• _INPUT ROWS_:

--- BEGIN ---

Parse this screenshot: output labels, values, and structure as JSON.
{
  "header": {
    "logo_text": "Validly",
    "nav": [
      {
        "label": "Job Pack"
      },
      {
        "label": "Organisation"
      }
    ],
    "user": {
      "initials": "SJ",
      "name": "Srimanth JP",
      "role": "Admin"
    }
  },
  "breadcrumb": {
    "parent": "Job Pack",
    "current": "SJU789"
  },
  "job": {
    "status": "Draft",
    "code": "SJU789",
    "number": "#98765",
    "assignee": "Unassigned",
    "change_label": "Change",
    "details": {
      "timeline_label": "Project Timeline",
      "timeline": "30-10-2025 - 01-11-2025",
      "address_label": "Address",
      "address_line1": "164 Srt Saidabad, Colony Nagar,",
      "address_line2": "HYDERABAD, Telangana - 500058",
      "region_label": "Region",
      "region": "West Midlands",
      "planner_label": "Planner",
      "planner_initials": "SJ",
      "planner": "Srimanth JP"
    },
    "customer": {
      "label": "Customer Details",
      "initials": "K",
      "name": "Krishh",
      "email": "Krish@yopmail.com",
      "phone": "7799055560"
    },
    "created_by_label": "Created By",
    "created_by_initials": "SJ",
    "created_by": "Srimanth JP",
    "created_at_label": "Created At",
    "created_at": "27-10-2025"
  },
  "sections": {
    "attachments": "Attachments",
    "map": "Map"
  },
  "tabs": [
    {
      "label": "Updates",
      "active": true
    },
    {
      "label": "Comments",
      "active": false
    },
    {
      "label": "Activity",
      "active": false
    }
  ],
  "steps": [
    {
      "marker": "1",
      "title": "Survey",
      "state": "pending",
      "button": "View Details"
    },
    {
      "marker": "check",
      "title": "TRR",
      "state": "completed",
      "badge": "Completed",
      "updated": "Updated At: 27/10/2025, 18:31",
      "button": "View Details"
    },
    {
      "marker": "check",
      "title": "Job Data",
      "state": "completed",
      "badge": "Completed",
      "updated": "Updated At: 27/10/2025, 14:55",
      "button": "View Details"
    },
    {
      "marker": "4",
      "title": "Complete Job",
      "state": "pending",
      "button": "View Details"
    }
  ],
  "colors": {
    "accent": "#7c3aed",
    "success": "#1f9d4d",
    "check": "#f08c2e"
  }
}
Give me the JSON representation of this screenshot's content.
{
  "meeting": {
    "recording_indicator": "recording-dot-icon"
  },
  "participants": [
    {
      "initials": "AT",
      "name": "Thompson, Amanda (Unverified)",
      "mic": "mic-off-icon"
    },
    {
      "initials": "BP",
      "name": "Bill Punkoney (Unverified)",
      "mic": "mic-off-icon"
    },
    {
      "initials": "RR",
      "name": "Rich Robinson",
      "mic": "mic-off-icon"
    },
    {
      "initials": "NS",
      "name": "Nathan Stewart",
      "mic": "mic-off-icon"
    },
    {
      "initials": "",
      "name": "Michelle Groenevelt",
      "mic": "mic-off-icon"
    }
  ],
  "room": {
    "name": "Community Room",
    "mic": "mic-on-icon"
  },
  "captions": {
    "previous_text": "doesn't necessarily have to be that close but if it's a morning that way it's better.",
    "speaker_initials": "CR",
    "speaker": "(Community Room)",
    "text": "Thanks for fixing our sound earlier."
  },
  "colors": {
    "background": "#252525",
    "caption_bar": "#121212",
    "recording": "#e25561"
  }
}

--- END ---

• _DIRECTIVE_:
Copy out each line of the data where the string "Unverified" appears.

• _RESPONSE TO THE EXERCISE_:
      "name": "Thompson, Amanda (Unverified)",
      "name": "Bill Punkoney (Unverified)",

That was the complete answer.